## Stated problem
Extract the full listing verbatim and drop any pictures from your copy.
===== Supplied material
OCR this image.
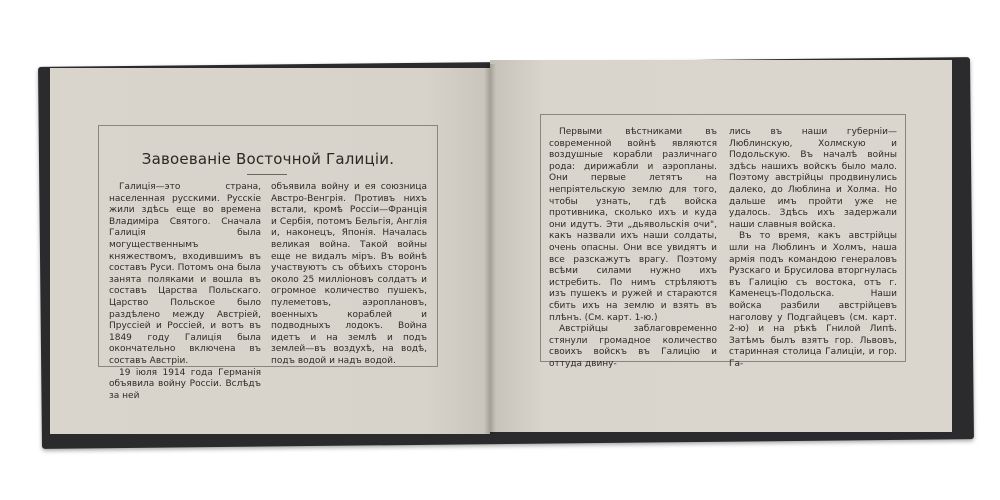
Завоеванiе Восточной Галицiи.

Галицiя—это страна, населенная русскими. Русскiе жили здѣсь еще во времена Владимiра Святого. Сначала Галицiя была могущественнымъ княжествомъ, входившимъ въ составъ Руси. Потомъ она была занята поляками и вошла въ составъ Царства Польскаго. Царство Польское было раздѣлено между Австрiей, Пруссiей и Россiей, и вотъ въ 1849 году Галицiя была окончательно включена въ составъ Австрiи.

19 iюля 1914 года Германiя объявила войну Россiи. Вслѣдъ за ней

объявила войну и ея союзница Австро-Венгрiя. Противъ нихъ встали, кромѣ Россiи—Францiя и Сербiя, потомъ Бельгiя, Англiя и, наконецъ, Японiя. Началась великая война. Такой войны еще не видалъ мiръ. Въ войнѣ участвуютъ съ обѣихъ сторонъ около 25 миллiоновъ солдатъ и огромное количество пушекъ, пулеметовъ, аэроплановъ, военныхъ кораблей и подводныхъ лодокъ. Война идетъ и на землѣ и подъ землей—въ воздухѣ, на водѣ, подъ водой и надъ водой.

Первыми вѣстниками въ современной войнѣ являются воздушные корабли различнаго рода: дирижабли и аэропланы. Они первые летятъ на непрiятельскую землю для того, чтобы узнать, гдѣ войска противника, сколько ихъ и куда они идутъ. Эти „дьявольскiя очи", какъ назвали ихъ наши солдаты, очень опасны. Они все увидятъ и все разскажутъ врагу. Поэтому всѣми силами нужно ихъ истребить. По нимъ стрѣляютъ изъ пушекъ и ружей и стараются сбить ихъ на землю и взять въ плѣнъ. (См. карт. 1-ю.)

Австрiйцы заблаговременно стянули громадное количество своихъ войскъ въ Галицiю и оттуда двину-

лись въ наши губернiи—Люблинскую, Холмскую и Подольскую. Въ началѣ войны здѣсь нашихъ войскъ было мало. Поэтому австрiйцы продвинулись далеко, до Люблина и Холма. Но дальше имъ пройти уже не удалось. Здѣсь ихъ задержали наши славныя войска.

Въ то время, какъ австрiйцы шли на Люблинъ и Холмъ, наша армiя подъ командою генераловъ Рузскаго и Брусилова вторгнулась въ Галицiю съ востока, отъ г. Каменецъ-Подольска. Наши войска разбили австрiйцевъ наголову у Подгайцевъ (см. карт. 2-ю) и на рѣкѣ Гнилой Липѣ. Затѣмъ былъ взятъ гор. Львовъ, старинная столица Галицiи, и гор. Га-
==========
## Solution for this problem
OCR this image.
Завоеванiе Восточной Галицiи.

Галицiя—это страна, населенная русскими. Русскiе жили здѣсь еще во времена Владимiра Святого. Сначала Галицiя была могущественнымъ княжествомъ, входившимъ въ составъ Руси. Потомъ она была занята поляками и вошла въ составъ Царства Польскаго. Царство Польское было раздѣлено между Австрiей, Пруссiей и Россiей, и вотъ въ 1849 году Галицiя была окончательно включена въ составъ Австрiи.

19 iюля 1914 года Германiя объявила войну Россiи. Вслѣдъ за ней

объявила войну и ея союзница Австро-Венгрiя. Противъ нихъ встали, кромѣ Россiи—Францiя и Сербiя, потомъ Бельгiя, Англiя и, наконецъ, Японiя. Началась великая война. Такой войны еще не видалъ мiръ. Въ войнѣ участвуютъ съ обѣихъ сторонъ около 25 миллiоновъ солдатъ и огромное количество пушекъ, пулеметовъ, аэроплановъ, военныхъ кораблей и подводныхъ лодокъ. Война идетъ и на землѣ и подъ землей—въ воздухѣ, на водѣ, подъ водой и надъ водой.

Первыми вѣстниками въ современной войнѣ являются воздушные корабли различнаго рода: дирижабли и аэропланы. Они первые летятъ на непрiятельскую землю для того, чтобы узнать, гдѣ войска противника, сколько ихъ и куда они идутъ. Эти „дьявольскiя очи", какъ назвали ихъ наши солдаты, очень опасны. Они все увидятъ и все разскажутъ врагу. Поэтому всѣми силами нужно ихъ истребить. По нимъ стрѣляютъ изъ пушекъ и ружей и стараются сбить ихъ на землю и взять въ плѣнъ. (См. карт. 1-ю.)

Австрiйцы заблаговременно стянули громадное количество своихъ войскъ въ Галицiю и оттуда двину-

лись въ наши губернiи—Люблинскую, Холмскую и Подольскую. Въ началѣ войны здѣсь нашихъ войскъ было мало. Поэтому австрiйцы продвинулись далеко, до Люблина и Холма. Но дальше имъ пройти уже не удалось. Здѣсь ихъ задержали наши славныя войска.

Въ то время, какъ австрiйцы шли на Люблинъ и Холмъ, наша армiя подъ командою генераловъ Рузскаго и Брусилова вторгнулась въ Галицiю съ востока, отъ г. Каменецъ-Подольска. Наши войска разбили австрiйцевъ наголову у Подгайцевъ (см. карт. 2-ю) и на рѣкѣ Гнилой Липѣ. Затѣмъ былъ взятъ гор. Львовъ, старинная столица Галицiи, и гор. Га-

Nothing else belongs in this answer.